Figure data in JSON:
********
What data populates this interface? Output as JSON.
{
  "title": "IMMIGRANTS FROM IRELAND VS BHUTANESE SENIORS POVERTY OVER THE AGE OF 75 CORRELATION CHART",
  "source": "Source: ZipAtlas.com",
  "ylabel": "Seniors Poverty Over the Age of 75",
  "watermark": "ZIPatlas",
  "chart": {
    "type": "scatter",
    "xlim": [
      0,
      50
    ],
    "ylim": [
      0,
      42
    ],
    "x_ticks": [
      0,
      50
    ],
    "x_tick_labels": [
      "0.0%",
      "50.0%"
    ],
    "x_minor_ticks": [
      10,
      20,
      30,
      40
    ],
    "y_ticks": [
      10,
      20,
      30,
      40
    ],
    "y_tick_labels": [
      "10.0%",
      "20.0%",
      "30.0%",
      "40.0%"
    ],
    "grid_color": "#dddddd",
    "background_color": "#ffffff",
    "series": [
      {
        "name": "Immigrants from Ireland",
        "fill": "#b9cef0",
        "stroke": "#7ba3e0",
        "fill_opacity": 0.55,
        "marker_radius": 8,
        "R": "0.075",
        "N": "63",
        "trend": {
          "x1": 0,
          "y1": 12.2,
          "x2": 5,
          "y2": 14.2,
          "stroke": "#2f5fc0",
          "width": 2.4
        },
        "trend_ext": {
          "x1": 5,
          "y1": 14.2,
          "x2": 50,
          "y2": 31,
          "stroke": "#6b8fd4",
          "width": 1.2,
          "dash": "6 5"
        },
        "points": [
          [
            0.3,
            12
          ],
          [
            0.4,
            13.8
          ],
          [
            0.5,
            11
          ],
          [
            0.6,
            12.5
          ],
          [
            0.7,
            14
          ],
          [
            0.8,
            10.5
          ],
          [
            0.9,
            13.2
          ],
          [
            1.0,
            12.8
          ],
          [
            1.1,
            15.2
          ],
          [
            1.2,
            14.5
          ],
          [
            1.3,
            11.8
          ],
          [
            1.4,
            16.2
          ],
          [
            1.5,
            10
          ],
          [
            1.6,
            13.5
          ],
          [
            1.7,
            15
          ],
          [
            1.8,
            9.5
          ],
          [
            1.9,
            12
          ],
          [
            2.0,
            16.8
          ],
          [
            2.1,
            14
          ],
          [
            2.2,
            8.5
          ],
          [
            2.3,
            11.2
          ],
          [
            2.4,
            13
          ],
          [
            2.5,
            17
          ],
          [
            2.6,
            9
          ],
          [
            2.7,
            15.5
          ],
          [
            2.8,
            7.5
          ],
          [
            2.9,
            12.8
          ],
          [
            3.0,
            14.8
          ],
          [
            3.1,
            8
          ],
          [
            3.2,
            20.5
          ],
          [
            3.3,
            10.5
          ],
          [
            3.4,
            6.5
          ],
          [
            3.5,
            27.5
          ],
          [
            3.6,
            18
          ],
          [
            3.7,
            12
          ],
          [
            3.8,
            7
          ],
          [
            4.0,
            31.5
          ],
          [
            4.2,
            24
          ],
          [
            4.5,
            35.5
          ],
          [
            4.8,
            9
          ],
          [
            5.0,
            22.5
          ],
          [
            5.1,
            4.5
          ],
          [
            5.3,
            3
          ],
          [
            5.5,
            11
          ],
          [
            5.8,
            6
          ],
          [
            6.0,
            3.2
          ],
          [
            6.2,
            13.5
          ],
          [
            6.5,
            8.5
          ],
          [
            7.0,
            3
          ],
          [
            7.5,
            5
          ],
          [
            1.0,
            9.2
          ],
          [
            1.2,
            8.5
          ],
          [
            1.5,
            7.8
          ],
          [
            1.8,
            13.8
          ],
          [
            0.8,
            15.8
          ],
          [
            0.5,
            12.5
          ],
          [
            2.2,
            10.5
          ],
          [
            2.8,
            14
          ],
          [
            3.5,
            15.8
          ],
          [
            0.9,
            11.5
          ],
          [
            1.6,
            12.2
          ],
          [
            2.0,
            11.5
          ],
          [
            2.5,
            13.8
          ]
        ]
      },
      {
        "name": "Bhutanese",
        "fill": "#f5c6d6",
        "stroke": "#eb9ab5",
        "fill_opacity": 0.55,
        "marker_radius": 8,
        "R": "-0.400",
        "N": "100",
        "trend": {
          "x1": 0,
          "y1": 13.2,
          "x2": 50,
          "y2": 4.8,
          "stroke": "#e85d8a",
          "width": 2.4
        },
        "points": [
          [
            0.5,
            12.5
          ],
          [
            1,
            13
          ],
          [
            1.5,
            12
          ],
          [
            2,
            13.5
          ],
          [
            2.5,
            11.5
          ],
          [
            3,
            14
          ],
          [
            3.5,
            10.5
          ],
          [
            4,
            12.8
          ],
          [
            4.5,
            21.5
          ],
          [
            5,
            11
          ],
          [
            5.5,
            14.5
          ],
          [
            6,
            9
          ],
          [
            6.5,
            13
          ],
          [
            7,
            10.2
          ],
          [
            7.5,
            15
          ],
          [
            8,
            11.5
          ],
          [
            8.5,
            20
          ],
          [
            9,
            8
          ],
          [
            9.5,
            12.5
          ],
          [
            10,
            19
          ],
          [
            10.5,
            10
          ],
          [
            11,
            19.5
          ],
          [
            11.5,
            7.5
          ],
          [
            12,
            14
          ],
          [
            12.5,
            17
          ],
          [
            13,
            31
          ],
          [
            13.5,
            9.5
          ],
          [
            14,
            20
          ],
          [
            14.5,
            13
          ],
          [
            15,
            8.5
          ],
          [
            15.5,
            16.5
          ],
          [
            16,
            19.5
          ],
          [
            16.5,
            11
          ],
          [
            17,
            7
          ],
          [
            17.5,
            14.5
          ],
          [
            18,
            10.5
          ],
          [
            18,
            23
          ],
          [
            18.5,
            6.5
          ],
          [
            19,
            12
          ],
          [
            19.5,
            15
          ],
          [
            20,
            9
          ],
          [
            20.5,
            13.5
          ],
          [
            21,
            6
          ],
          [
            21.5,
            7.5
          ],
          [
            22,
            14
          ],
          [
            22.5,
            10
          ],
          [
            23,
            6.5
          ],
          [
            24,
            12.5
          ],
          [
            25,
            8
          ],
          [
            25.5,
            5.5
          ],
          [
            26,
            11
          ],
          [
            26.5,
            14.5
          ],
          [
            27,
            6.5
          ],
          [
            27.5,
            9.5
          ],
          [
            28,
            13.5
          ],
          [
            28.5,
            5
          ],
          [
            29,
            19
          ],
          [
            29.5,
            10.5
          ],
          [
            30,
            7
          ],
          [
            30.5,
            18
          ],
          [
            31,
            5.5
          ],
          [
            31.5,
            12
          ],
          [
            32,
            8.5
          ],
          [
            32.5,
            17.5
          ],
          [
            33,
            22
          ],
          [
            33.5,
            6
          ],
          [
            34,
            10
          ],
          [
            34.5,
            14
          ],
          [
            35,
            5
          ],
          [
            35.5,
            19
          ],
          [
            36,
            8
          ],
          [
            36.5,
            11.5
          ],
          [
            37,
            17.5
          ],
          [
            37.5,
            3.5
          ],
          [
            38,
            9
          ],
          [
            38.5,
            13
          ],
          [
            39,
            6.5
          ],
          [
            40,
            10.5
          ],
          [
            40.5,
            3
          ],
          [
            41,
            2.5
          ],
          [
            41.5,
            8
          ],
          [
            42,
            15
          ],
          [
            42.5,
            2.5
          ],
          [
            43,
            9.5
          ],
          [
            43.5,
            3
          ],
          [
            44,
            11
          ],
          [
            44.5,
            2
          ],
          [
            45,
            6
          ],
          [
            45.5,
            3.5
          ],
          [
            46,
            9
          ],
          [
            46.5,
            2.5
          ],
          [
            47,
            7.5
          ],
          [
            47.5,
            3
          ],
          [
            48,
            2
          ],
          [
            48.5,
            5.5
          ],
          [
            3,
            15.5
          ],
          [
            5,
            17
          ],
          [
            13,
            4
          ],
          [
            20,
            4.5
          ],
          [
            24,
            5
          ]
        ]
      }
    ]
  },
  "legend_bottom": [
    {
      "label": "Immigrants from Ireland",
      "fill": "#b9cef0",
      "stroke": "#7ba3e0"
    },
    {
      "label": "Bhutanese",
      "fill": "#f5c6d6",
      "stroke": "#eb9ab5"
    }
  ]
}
********
* Aim of the task:
Locate and copy each line in the data above that includes the word "name".

* Full solution:
        "name": "Immigrants from Ireland",
        "name": "Bhutanese",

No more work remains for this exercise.